Exercise brief -
Which lines contain the word "name"? Return each of them as written.

Figure data in JSON:
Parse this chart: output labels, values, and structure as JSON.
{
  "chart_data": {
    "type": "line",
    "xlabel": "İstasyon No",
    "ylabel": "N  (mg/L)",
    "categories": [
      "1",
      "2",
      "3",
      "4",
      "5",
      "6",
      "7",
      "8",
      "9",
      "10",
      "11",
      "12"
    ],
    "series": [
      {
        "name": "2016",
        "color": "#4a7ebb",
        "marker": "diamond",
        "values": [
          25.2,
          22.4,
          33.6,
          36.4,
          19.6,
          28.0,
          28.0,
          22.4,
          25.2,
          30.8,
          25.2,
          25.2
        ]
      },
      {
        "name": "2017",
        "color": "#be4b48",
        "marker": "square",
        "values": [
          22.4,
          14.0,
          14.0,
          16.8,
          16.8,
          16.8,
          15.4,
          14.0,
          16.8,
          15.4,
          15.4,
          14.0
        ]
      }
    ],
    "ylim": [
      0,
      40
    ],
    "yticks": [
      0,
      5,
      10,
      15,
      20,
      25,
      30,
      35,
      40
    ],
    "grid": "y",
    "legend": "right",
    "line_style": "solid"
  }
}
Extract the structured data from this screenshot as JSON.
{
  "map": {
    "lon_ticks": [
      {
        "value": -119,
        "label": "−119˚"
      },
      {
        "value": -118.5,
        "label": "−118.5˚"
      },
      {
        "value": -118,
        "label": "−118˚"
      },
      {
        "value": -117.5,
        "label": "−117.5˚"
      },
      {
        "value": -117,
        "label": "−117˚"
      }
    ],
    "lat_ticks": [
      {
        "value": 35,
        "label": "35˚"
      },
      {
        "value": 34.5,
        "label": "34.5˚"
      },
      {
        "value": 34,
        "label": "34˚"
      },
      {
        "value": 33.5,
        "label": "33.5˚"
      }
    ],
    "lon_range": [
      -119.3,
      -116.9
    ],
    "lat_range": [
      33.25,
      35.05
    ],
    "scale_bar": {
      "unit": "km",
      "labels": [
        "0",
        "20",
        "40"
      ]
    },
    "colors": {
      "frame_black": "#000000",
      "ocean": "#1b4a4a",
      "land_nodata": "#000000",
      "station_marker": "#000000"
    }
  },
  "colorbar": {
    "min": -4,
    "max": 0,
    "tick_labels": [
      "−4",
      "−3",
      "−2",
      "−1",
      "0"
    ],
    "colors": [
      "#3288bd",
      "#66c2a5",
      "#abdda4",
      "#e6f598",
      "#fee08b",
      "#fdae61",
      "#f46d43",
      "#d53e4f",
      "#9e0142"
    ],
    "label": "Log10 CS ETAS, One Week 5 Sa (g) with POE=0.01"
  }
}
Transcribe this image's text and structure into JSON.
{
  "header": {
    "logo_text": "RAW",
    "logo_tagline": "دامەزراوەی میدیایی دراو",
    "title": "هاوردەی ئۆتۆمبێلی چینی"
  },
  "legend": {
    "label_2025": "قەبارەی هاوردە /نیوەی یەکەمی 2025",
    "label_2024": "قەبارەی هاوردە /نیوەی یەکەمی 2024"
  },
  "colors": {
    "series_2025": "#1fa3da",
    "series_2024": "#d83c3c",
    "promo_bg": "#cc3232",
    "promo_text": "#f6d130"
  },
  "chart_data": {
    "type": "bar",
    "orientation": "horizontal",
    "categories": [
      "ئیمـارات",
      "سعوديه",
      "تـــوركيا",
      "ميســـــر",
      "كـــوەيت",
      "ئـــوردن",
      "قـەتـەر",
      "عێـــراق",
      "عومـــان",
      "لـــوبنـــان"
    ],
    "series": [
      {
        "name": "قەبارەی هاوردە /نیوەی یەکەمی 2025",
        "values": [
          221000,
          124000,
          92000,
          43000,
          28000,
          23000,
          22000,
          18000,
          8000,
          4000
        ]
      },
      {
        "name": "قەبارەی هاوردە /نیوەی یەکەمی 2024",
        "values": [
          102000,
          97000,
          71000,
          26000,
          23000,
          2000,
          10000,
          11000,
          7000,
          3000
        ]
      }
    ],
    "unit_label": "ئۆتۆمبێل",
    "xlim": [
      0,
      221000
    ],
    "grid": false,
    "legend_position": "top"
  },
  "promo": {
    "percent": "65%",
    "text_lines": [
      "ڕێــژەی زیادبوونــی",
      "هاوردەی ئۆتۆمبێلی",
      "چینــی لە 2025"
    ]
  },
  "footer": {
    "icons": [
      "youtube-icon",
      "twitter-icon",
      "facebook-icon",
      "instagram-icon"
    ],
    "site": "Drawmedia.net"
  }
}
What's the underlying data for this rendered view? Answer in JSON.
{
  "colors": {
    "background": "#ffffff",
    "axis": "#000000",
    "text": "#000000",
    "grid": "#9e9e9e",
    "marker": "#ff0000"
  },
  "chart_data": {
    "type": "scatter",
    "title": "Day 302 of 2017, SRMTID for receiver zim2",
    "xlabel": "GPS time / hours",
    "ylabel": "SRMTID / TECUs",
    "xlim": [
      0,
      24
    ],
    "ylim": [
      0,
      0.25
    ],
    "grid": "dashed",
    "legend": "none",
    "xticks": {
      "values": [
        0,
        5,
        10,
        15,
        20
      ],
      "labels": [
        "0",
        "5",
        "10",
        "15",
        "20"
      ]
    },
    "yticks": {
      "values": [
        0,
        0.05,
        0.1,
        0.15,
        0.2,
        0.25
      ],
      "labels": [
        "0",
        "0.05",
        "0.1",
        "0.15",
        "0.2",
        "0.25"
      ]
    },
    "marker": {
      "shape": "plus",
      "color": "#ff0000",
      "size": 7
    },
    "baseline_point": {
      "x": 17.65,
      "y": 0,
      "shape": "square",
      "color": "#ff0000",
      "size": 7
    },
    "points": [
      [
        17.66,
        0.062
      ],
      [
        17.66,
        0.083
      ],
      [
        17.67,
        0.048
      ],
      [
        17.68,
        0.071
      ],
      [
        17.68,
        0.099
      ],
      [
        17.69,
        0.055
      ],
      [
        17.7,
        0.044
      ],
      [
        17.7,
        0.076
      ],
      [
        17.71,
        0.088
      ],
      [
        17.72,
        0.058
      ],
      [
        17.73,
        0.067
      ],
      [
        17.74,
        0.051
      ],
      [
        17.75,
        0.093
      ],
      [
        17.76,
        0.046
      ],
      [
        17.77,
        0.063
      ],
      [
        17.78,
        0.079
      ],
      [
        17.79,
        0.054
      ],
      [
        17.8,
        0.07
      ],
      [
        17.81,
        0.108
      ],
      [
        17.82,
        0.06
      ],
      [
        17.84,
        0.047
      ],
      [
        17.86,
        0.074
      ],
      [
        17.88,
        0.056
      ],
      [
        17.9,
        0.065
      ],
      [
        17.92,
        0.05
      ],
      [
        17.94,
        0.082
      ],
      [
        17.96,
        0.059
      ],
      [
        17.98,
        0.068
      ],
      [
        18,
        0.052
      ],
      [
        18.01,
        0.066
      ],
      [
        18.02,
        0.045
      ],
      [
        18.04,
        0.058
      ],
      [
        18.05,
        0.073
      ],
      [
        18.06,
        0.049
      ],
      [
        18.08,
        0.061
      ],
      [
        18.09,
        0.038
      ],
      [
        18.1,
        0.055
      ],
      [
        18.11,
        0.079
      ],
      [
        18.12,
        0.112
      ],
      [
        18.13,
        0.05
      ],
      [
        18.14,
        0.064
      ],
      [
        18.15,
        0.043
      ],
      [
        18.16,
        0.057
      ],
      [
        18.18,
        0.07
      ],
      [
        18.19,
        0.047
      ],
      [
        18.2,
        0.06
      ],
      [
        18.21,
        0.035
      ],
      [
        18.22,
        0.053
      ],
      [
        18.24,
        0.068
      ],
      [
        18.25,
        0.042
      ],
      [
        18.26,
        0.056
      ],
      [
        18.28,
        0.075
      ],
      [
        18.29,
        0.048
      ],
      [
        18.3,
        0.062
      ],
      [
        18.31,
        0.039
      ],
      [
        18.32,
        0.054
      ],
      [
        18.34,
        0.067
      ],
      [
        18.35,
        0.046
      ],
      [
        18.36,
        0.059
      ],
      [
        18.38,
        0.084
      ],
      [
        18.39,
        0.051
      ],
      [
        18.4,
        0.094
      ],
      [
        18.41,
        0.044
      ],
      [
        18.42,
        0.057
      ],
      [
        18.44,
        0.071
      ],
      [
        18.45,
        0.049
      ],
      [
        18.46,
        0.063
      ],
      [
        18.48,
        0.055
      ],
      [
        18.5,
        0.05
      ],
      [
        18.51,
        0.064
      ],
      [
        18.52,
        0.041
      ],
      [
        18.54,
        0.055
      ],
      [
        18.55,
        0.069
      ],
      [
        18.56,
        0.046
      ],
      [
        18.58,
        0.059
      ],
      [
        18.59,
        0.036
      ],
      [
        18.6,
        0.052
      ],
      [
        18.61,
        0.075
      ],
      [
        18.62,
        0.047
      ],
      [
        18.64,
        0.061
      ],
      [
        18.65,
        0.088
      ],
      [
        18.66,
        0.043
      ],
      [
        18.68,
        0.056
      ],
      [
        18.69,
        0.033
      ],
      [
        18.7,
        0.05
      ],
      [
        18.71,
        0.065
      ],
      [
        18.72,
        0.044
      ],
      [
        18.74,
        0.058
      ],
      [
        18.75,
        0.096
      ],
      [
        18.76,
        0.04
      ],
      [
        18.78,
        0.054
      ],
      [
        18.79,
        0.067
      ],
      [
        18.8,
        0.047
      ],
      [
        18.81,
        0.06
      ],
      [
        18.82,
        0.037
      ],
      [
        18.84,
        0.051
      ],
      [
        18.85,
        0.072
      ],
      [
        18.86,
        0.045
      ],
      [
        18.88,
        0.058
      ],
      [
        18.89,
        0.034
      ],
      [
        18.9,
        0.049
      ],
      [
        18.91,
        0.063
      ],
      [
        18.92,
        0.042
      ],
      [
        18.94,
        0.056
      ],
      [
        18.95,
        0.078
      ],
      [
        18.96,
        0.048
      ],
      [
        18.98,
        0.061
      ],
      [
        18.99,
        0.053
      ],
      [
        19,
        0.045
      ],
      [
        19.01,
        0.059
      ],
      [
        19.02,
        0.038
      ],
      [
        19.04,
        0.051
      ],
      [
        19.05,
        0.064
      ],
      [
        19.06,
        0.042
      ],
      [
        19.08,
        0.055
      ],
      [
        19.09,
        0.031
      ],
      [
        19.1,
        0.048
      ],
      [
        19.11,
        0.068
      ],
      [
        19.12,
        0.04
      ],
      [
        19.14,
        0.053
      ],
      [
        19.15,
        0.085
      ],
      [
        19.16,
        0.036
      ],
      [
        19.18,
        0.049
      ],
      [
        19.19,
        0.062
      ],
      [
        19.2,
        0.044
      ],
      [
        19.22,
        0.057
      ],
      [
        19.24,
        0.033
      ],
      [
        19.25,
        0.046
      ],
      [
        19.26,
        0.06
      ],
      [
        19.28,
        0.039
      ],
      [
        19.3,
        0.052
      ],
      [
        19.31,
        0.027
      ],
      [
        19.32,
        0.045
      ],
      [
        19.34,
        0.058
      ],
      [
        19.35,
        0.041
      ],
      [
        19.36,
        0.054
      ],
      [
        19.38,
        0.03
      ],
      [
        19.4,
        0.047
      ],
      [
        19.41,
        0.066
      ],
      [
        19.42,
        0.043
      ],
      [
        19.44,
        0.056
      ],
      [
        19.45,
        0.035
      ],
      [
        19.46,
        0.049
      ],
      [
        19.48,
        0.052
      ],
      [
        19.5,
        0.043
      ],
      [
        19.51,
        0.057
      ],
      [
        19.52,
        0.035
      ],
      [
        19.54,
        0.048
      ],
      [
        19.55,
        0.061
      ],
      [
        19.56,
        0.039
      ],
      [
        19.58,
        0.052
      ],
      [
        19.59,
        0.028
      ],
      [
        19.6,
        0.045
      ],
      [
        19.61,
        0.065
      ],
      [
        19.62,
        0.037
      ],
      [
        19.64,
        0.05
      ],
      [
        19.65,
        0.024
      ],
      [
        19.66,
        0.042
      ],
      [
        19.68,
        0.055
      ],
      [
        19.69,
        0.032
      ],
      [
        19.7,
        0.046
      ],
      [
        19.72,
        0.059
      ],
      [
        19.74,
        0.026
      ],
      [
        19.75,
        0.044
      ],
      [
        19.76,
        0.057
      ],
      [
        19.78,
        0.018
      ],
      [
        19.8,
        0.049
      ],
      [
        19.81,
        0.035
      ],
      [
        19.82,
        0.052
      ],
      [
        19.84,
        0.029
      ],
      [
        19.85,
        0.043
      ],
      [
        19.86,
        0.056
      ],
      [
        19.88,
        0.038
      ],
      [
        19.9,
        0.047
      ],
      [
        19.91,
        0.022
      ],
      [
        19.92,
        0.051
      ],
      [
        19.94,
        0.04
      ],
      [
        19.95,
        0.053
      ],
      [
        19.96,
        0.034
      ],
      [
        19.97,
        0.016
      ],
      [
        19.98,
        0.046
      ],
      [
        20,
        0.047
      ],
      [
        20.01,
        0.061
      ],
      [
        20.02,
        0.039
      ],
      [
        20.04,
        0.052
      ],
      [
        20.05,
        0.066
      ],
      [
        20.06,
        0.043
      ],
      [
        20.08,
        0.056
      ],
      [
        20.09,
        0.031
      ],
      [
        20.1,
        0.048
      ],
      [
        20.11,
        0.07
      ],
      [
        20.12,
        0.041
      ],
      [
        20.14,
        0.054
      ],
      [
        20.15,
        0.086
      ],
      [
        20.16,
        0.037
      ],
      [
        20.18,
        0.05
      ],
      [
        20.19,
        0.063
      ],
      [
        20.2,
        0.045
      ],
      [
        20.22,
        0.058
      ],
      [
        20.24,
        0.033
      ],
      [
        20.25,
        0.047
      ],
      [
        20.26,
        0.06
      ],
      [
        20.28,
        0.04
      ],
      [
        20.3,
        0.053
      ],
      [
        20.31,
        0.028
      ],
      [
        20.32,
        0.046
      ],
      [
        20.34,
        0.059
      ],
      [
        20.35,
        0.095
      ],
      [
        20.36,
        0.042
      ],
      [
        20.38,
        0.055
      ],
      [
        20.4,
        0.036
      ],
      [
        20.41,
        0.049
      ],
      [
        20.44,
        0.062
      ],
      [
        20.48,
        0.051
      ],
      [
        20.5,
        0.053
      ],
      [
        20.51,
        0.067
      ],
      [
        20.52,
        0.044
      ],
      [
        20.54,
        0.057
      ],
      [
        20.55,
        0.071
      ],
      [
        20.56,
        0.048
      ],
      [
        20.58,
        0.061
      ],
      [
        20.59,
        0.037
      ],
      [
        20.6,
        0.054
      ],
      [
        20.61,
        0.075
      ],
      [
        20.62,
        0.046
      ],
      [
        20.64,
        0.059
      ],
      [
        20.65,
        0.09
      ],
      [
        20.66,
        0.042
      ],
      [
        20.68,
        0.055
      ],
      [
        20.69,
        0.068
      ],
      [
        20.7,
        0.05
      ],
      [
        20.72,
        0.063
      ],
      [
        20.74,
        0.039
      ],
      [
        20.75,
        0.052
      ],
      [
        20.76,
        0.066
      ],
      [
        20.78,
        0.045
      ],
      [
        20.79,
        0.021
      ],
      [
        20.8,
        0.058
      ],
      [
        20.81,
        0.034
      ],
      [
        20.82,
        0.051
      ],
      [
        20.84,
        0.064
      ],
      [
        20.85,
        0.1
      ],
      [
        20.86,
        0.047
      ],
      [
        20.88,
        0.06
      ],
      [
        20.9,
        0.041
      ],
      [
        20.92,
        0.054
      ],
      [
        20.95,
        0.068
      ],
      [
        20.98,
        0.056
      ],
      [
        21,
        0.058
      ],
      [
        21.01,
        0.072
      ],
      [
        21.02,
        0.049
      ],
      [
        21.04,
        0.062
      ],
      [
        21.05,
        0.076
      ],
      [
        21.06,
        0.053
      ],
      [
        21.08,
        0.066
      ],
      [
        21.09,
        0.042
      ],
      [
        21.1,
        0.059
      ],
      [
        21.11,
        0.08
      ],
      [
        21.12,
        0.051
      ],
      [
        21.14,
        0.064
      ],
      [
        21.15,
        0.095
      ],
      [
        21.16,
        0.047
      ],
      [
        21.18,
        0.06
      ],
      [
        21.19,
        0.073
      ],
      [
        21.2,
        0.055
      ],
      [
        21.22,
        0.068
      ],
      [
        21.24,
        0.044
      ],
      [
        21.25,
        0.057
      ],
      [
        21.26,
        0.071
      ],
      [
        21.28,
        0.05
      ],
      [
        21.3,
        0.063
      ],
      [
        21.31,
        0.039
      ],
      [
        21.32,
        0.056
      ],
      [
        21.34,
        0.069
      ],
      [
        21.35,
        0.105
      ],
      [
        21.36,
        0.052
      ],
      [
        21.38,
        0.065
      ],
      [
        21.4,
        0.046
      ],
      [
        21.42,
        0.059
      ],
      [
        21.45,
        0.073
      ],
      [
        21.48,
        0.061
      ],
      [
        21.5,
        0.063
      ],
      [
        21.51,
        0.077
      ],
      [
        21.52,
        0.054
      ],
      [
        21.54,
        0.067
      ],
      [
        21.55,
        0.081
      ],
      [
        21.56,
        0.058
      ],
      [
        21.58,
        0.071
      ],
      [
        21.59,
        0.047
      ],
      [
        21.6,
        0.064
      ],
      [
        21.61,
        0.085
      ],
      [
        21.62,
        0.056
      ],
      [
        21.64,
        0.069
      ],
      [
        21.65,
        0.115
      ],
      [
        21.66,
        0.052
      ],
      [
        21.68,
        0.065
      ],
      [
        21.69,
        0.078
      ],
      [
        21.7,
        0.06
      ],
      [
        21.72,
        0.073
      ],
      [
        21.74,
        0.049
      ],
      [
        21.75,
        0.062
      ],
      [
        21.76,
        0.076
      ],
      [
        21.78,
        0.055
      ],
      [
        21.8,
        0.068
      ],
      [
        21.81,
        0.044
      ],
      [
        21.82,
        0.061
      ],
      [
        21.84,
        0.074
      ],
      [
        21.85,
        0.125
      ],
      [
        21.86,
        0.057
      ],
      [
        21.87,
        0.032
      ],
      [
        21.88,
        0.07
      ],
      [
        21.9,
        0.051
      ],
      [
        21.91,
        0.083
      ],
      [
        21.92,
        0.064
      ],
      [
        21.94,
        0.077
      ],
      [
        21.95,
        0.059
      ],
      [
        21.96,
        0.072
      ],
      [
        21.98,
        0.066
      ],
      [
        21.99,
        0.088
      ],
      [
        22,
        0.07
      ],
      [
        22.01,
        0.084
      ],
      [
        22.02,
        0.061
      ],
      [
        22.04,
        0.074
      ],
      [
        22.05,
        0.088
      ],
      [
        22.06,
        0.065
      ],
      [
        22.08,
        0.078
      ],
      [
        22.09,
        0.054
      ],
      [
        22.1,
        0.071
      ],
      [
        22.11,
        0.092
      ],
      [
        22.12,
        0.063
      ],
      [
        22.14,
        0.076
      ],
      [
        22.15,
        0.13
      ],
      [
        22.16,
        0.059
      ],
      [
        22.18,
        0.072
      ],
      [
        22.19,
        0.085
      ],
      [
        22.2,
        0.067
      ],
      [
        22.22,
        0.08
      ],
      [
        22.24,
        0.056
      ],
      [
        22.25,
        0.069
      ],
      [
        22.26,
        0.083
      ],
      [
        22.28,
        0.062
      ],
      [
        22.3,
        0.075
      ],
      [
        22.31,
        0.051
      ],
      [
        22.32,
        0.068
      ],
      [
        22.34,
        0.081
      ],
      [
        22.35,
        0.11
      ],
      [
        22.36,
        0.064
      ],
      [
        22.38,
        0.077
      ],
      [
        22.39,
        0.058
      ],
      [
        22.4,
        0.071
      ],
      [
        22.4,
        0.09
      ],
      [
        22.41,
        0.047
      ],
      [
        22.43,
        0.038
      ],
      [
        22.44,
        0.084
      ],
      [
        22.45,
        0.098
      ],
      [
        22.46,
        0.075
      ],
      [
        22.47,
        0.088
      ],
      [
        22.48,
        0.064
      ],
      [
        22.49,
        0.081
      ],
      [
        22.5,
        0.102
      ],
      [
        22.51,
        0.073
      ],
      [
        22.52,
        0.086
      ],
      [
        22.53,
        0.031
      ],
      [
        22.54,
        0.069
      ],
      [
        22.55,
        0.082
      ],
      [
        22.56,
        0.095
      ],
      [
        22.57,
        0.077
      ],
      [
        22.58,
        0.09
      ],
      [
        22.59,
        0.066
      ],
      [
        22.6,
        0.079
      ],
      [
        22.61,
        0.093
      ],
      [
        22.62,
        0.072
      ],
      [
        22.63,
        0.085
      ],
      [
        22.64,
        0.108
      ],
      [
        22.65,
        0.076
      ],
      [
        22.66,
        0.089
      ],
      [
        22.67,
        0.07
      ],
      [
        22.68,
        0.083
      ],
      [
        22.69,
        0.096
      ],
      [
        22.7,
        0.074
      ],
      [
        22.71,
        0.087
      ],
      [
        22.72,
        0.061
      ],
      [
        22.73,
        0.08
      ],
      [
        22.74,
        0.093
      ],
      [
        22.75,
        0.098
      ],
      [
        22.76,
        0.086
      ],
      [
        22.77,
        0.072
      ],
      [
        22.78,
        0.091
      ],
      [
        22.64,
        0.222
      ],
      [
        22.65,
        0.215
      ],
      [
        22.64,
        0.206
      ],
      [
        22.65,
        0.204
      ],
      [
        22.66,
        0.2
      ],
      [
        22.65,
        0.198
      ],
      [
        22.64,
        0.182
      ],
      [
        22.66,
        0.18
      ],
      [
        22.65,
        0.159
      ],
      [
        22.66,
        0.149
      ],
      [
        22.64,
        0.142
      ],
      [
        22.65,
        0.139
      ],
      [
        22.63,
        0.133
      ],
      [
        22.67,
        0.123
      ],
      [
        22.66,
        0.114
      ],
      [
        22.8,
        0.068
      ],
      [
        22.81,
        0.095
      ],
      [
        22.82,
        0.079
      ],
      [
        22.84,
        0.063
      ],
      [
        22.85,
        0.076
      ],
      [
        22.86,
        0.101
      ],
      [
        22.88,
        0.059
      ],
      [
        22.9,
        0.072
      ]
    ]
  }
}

Solution to the problem -
        "name": "2016",
        "name": "2017",
        "name": "قەبارەی هاوردە /نیوەی یەکەمی 2025",
        "name": "قەبارەی هاوردە /نیوەی یەکەمی 2024",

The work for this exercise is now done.